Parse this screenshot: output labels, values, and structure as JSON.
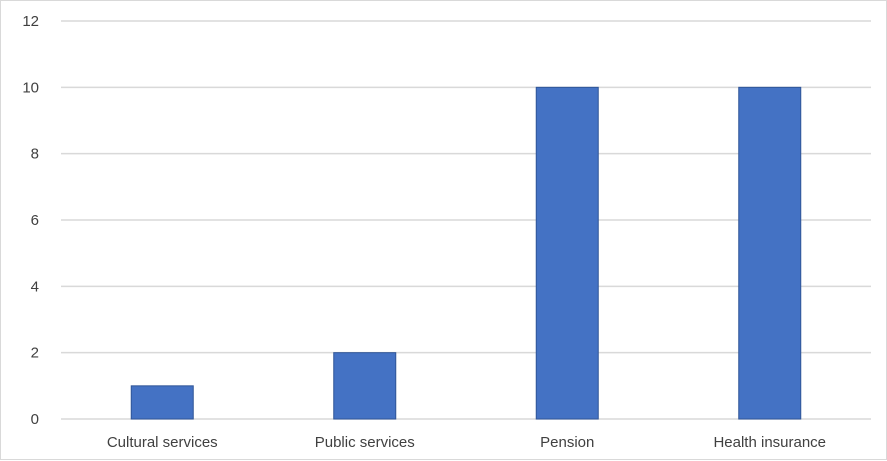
{
  "chart_data": {
    "type": "bar",
    "categories": [
      "Cultural services",
      "Public services",
      "Pension",
      "Health insurance"
    ],
    "values": [
      1,
      2,
      10,
      10
    ],
    "title": "",
    "xlabel": "",
    "ylabel": "",
    "ylim": [
      0,
      12
    ],
    "yticks": [
      "0",
      "2",
      "4",
      "6",
      "8",
      "10",
      "12"
    ],
    "grid": "horizontal",
    "legend": "none",
    "colors": {
      "bar": "#4472c4",
      "bar_edge": "#2f5597",
      "grid": "#d9d9d9",
      "text": "#404040"
    }
  }
}
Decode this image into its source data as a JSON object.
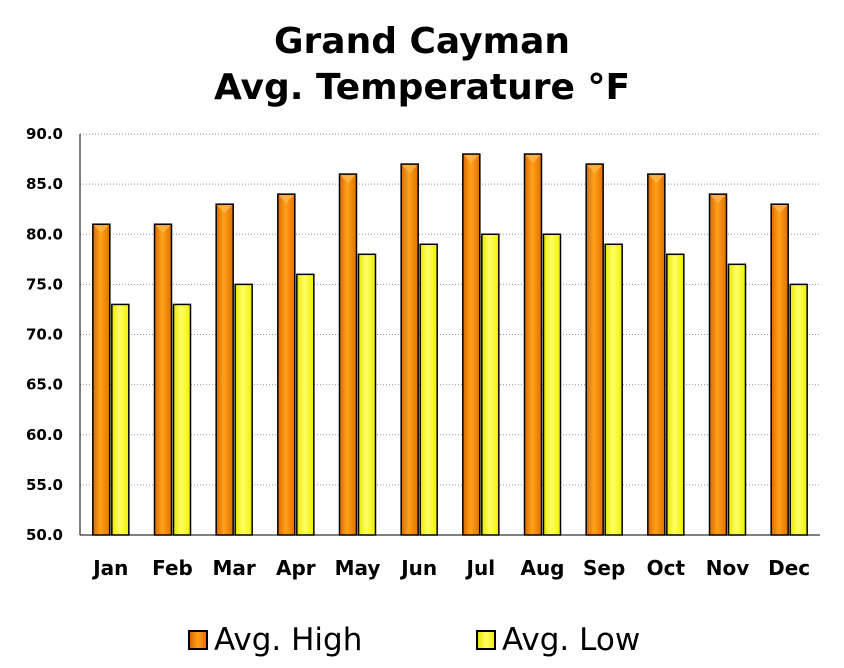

> **PROBLEM DETAILS**: All preceding records should be duplicated verbatim, images excepted.

> **RESPONSE TO THIS EXERCISE**:
Parse this screenshot: output labels, values, and structure as JSON.
{
  "chart_data": {
    "type": "bar",
    "categories": [
      "Cultural services",
      "Public services",
      "Pension",
      "Health insurance"
    ],
    "values": [
      1,
      2,
      10,
      10
    ],
    "title": "",
    "xlabel": "",
    "ylabel": "",
    "ylim": [
      0,
      12
    ],
    "yticks": [
      "0",
      "2",
      "4",
      "6",
      "8",
      "10",
      "12"
    ],
    "grid": "horizontal",
    "legend": "none",
    "colors": {
      "bar": "#4472c4",
      "bar_edge": "#2f5597",
      "grid": "#d9d9d9",
      "text": "#404040"
    }
  }
}
Decode this image into its source data as a JSON object.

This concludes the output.